◆ EXERCISE DIRECTIONS: Skip the pictures. Transcribe the rest of the data below without changing a word.

-- Begin --

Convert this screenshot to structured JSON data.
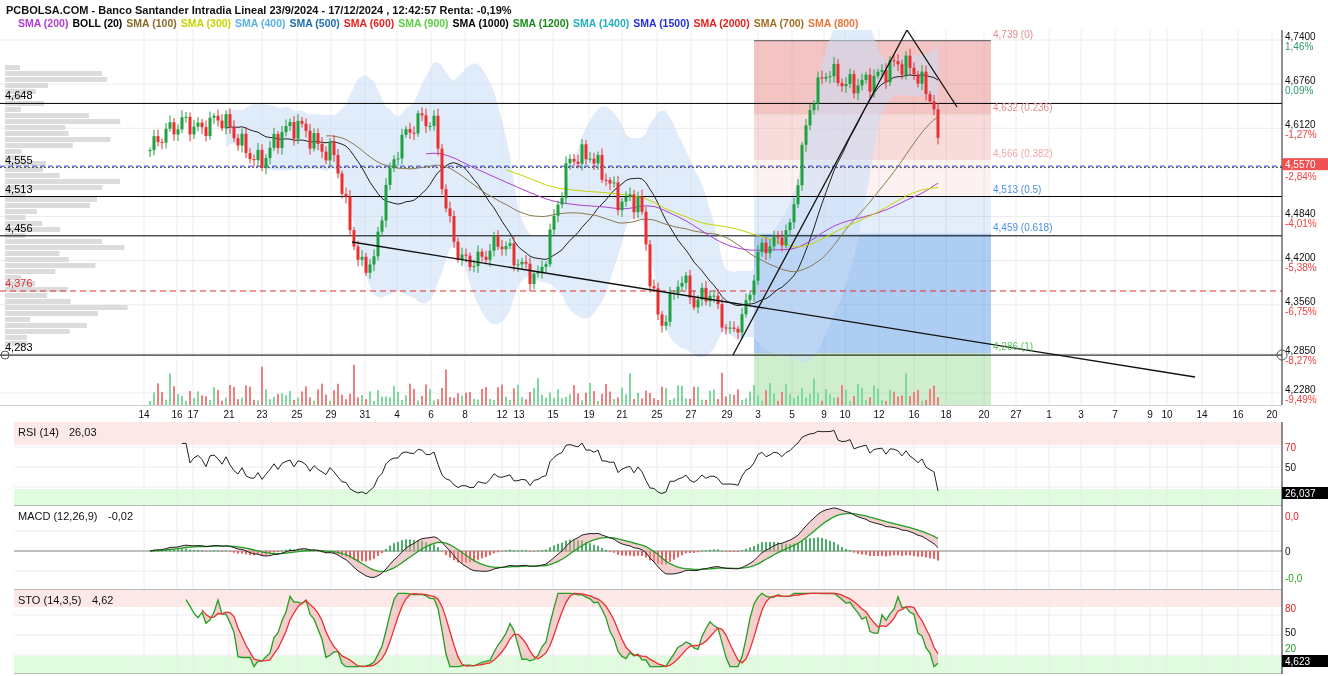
{
  "header": {
    "title": "PCBOLSA.COM - Banco Santander Intradia Lineal 23/9/2024 - 17/12/2024 , 12:42:57 Renta: -0,19%"
  },
  "legend": [
    {
      "label": "SMA (200)",
      "color": "#b040d0"
    },
    {
      "label": "BOLL (20)",
      "color": "#000000"
    },
    {
      "label": "SMA (100)",
      "color": "#8b6a2a"
    },
    {
      "label": "SMA (300)",
      "color": "#c8d400"
    },
    {
      "label": "SMA (400)",
      "color": "#5ab0e8"
    },
    {
      "label": "SMA (500)",
      "color": "#1f6fb0"
    },
    {
      "label": "SMA (600)",
      "color": "#e82020"
    },
    {
      "label": "SMA (900)",
      "color": "#5cd040"
    },
    {
      "label": "SMA (1000)",
      "color": "#000000"
    },
    {
      "label": "SMA (1200)",
      "color": "#1a8a1a"
    },
    {
      "label": "SMA (1400)",
      "color": "#20b0c0"
    },
    {
      "label": "SMA (1500)",
      "color": "#2030e0"
    },
    {
      "label": "SMA (2000)",
      "color": "#e82020"
    },
    {
      "label": "SMA (700)",
      "color": "#a07020"
    },
    {
      "label": "SMA (800)",
      "color": "#e87840"
    }
  ],
  "levels": [
    {
      "label": "4,648",
      "kind": "solid",
      "color": "#000000"
    },
    {
      "label": "4,555",
      "kind": "dotted",
      "color": "#000000"
    },
    {
      "label": "4,513",
      "kind": "solid",
      "color": "#000000"
    },
    {
      "label": "4,456",
      "kind": "solid",
      "color": "#000000"
    },
    {
      "label": "4,376",
      "kind": "dashed",
      "color": "#e03030"
    },
    {
      "label": "4,283",
      "kind": "solid",
      "color": "#000000"
    }
  ],
  "fibonacci": [
    {
      "label": "4,739 (0)",
      "color": "#e88a8a"
    },
    {
      "label": "4,632 (0.236)",
      "color": "#e88a8a"
    },
    {
      "label": "4,566 (0.382)",
      "color": "#f2a8a8"
    },
    {
      "label": "4,513 (0.5)",
      "color": "#4a90e2"
    },
    {
      "label": "4,459 (0.618)",
      "color": "#4a90e2"
    },
    {
      "label": "4,286 (1)",
      "color": "#5cc85c"
    }
  ],
  "price_axis": [
    {
      "price": "4,7400",
      "change": "1,46%",
      "positive": true
    },
    {
      "price": "4,6760",
      "change": "0,09%",
      "positive": true
    },
    {
      "price": "4,6120",
      "change": "-1,27%",
      "positive": false
    },
    {
      "price": "4,4840",
      "change": "-4,01%",
      "positive": false
    },
    {
      "price": "4,4200",
      "change": "-5,38%",
      "positive": false
    },
    {
      "price": "4,3560",
      "change": "-6,75%",
      "positive": false
    },
    {
      "price": "4,2850",
      "change": "-8,27%",
      "positive": false
    },
    {
      "price": "4,2280",
      "change": "-9,49%",
      "positive": false
    }
  ],
  "current_price": {
    "price": "4,5570",
    "change": "-2,84%"
  },
  "x_axis": [
    "14",
    "16",
    "17",
    "21",
    "23",
    "25",
    "29",
    "31",
    "4",
    "6",
    "8",
    "12",
    "13",
    "15",
    "19",
    "21",
    "25",
    "27",
    "29",
    "3",
    "5",
    "9",
    "10",
    "12",
    "16",
    "18",
    "20",
    "27",
    "1",
    "3",
    "7",
    "9",
    "10",
    "14",
    "16",
    "20"
  ],
  "indicators": [
    {
      "kind": "rsi",
      "title": "RSI (14)",
      "value": "26,03",
      "ticks": [
        {
          "label": "70",
          "kind": "upper"
        },
        {
          "label": "50",
          "kind": "middle"
        }
      ],
      "reading": "26,037"
    },
    {
      "kind": "macd",
      "title": "MACD (12,26,9)",
      "value": "-0,02",
      "ticks": [
        {
          "label": "0,0",
          "kind": "upper"
        },
        {
          "label": "0",
          "kind": "middle"
        },
        {
          "label": "-0,0",
          "kind": "lower"
        }
      ]
    },
    {
      "kind": "sto",
      "title": "STO (14,3,5)",
      "value": "4,62",
      "ticks": [
        {
          "label": "80",
          "kind": "upper"
        },
        {
          "label": "50",
          "kind": "middle"
        },
        {
          "label": "20",
          "kind": "lower"
        }
      ],
      "reading": "4,623"
    }
  ]
}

-- End --

◆ OUTPUT:
Convert this screenshot to structured JSON data.
{
  "header": {
    "title": "PCBOLSA.COM - Banco Santander Intradia Lineal 23/9/2024 - 17/12/2024 , 12:42:57 Renta: -0,19%"
  },
  "legend": [
    {
      "label": "SMA (200)",
      "color": "#b040d0"
    },
    {
      "label": "BOLL (20)",
      "color": "#000000"
    },
    {
      "label": "SMA (100)",
      "color": "#8b6a2a"
    },
    {
      "label": "SMA (300)",
      "color": "#c8d400"
    },
    {
      "label": "SMA (400)",
      "color": "#5ab0e8"
    },
    {
      "label": "SMA (500)",
      "color": "#1f6fb0"
    },
    {
      "label": "SMA (600)",
      "color": "#e82020"
    },
    {
      "label": "SMA (900)",
      "color": "#5cd040"
    },
    {
      "label": "SMA (1000)",
      "color": "#000000"
    },
    {
      "label": "SMA (1200)",
      "color": "#1a8a1a"
    },
    {
      "label": "SMA (1400)",
      "color": "#20b0c0"
    },
    {
      "label": "SMA (1500)",
      "color": "#2030e0"
    },
    {
      "label": "SMA (2000)",
      "color": "#e82020"
    },
    {
      "label": "SMA (700)",
      "color": "#a07020"
    },
    {
      "label": "SMA (800)",
      "color": "#e87840"
    }
  ],
  "levels": [
    {
      "label": "4,648",
      "kind": "solid",
      "color": "#000000"
    },
    {
      "label": "4,555",
      "kind": "dotted",
      "color": "#000000"
    },
    {
      "label": "4,513",
      "kind": "solid",
      "color": "#000000"
    },
    {
      "label": "4,456",
      "kind": "solid",
      "color": "#000000"
    },
    {
      "label": "4,376",
      "kind": "dashed",
      "color": "#e03030"
    },
    {
      "label": "4,283",
      "kind": "solid",
      "color": "#000000"
    }
  ],
  "fibonacci": [
    {
      "label": "4,739 (0)",
      "color": "#e88a8a"
    },
    {
      "label": "4,632 (0.236)",
      "color": "#e88a8a"
    },
    {
      "label": "4,566 (0.382)",
      "color": "#f2a8a8"
    },
    {
      "label": "4,513 (0.5)",
      "color": "#4a90e2"
    },
    {
      "label": "4,459 (0.618)",
      "color": "#4a90e2"
    },
    {
      "label": "4,286 (1)",
      "color": "#5cc85c"
    }
  ],
  "price_axis": [
    {
      "price": "4,7400",
      "change": "1,46%",
      "positive": true
    },
    {
      "price": "4,6760",
      "change": "0,09%",
      "positive": true
    },
    {
      "price": "4,6120",
      "change": "-1,27%",
      "positive": false
    },
    {
      "price": "4,4840",
      "change": "-4,01%",
      "positive": false
    },
    {
      "price": "4,4200",
      "change": "-5,38%",
      "positive": false
    },
    {
      "price": "4,3560",
      "change": "-6,75%",
      "positive": false
    },
    {
      "price": "4,2850",
      "change": "-8,27%",
      "positive": false
    },
    {
      "price": "4,2280",
      "change": "-9,49%",
      "positive": false
    }
  ],
  "current_price": {
    "price": "4,5570",
    "change": "-2,84%"
  },
  "x_axis": [
    "14",
    "16",
    "17",
    "21",
    "23",
    "25",
    "29",
    "31",
    "4",
    "6",
    "8",
    "12",
    "13",
    "15",
    "19",
    "21",
    "25",
    "27",
    "29",
    "3",
    "5",
    "9",
    "10",
    "12",
    "16",
    "18",
    "20",
    "27",
    "1",
    "3",
    "7",
    "9",
    "10",
    "14",
    "16",
    "20"
  ],
  "indicators": [
    {
      "kind": "rsi",
      "title": "RSI (14)",
      "value": "26,03",
      "ticks": [
        {
          "label": "70",
          "kind": "upper"
        },
        {
          "label": "50",
          "kind": "middle"
        }
      ],
      "reading": "26,037"
    },
    {
      "kind": "macd",
      "title": "MACD (12,26,9)",
      "value": "-0,02",
      "ticks": [
        {
          "label": "0,0",
          "kind": "upper"
        },
        {
          "label": "0",
          "kind": "middle"
        },
        {
          "label": "-0,0",
          "kind": "lower"
        }
      ]
    },
    {
      "kind": "sto",
      "title": "STO (14,3,5)",
      "value": "4,62",
      "ticks": [
        {
          "label": "80",
          "kind": "upper"
        },
        {
          "label": "50",
          "kind": "middle"
        },
        {
          "label": "20",
          "kind": "lower"
        }
      ],
      "reading": "4,623"
    }
  ]
}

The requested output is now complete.